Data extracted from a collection
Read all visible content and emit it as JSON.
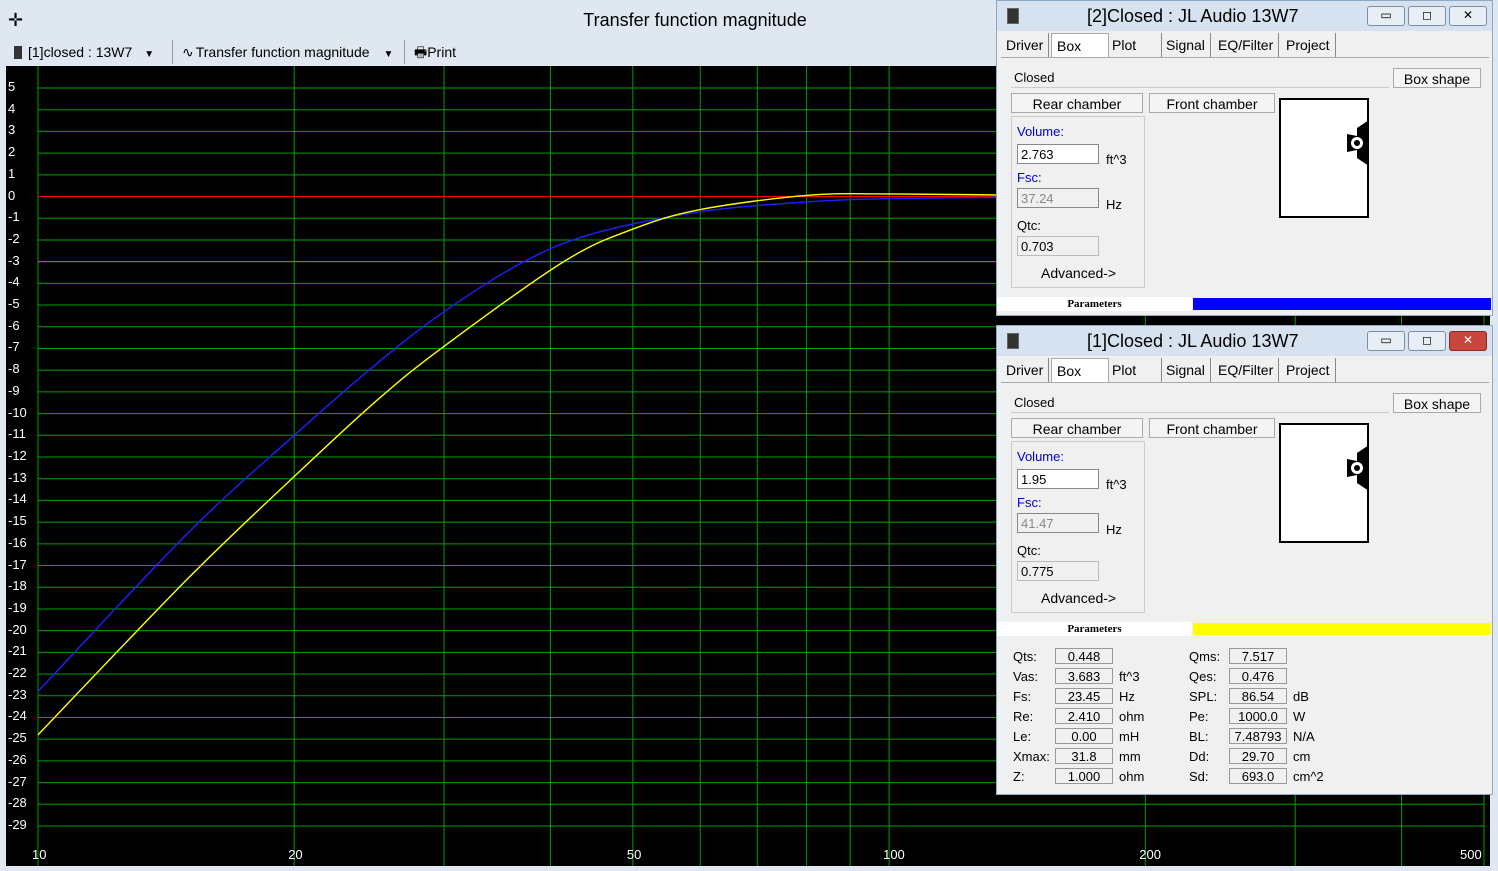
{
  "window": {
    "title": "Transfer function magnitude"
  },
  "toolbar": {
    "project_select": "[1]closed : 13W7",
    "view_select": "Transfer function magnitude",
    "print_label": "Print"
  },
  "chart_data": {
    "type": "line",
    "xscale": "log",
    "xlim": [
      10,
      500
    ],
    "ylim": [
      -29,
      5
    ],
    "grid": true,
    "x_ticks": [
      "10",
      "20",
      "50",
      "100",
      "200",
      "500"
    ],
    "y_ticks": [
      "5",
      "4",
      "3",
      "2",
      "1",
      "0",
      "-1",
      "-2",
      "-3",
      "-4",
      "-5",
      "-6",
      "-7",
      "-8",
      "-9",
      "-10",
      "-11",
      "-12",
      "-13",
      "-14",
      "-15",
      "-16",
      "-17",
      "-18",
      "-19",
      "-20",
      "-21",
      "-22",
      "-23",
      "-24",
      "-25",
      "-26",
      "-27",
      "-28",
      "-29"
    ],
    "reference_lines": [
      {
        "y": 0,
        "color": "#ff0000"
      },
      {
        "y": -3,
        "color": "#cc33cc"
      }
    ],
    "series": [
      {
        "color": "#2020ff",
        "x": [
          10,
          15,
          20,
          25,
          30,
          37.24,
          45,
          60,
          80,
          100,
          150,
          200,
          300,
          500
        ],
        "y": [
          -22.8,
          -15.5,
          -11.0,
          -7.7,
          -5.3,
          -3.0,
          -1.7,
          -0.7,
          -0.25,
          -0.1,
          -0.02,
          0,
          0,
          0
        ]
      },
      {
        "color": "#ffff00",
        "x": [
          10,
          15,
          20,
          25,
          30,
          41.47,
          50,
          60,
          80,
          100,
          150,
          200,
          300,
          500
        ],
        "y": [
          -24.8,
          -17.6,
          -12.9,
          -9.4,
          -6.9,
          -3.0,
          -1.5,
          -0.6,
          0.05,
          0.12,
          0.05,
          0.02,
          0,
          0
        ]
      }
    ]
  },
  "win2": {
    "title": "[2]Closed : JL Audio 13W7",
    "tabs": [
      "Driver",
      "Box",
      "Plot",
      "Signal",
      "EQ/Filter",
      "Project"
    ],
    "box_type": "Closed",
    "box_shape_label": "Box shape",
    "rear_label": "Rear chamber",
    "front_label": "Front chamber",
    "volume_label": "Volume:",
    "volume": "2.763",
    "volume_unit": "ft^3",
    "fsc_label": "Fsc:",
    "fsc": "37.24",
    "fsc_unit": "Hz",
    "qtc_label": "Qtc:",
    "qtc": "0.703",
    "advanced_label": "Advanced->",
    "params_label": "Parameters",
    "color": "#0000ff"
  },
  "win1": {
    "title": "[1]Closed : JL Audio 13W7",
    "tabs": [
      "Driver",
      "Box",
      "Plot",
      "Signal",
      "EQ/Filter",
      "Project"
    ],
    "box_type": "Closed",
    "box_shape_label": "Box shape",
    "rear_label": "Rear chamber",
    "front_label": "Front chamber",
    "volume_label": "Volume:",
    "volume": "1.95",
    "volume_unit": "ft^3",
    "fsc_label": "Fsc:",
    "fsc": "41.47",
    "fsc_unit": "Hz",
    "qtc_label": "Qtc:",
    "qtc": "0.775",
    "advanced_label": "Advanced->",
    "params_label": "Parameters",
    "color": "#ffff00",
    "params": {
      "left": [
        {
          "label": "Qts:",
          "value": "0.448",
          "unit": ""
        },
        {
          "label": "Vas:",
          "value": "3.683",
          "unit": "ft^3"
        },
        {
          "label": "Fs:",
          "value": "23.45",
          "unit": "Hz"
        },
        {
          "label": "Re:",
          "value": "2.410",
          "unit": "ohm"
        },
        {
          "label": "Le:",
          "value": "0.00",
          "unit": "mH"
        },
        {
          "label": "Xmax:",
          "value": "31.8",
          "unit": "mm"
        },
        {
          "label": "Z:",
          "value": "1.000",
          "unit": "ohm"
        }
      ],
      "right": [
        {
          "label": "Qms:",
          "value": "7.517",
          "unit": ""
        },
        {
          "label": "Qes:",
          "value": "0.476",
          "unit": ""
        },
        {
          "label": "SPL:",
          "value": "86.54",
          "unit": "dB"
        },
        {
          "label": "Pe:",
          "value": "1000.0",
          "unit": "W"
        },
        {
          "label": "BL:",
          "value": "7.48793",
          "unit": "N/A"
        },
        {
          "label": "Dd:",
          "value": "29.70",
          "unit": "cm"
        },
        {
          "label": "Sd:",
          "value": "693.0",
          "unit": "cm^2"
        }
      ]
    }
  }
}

- [REQUIREMENT] What count of lines in the listing contain the word "Audio"? Reply with the number only.

- [SOLUTION FOR THIS PROBLEM] 2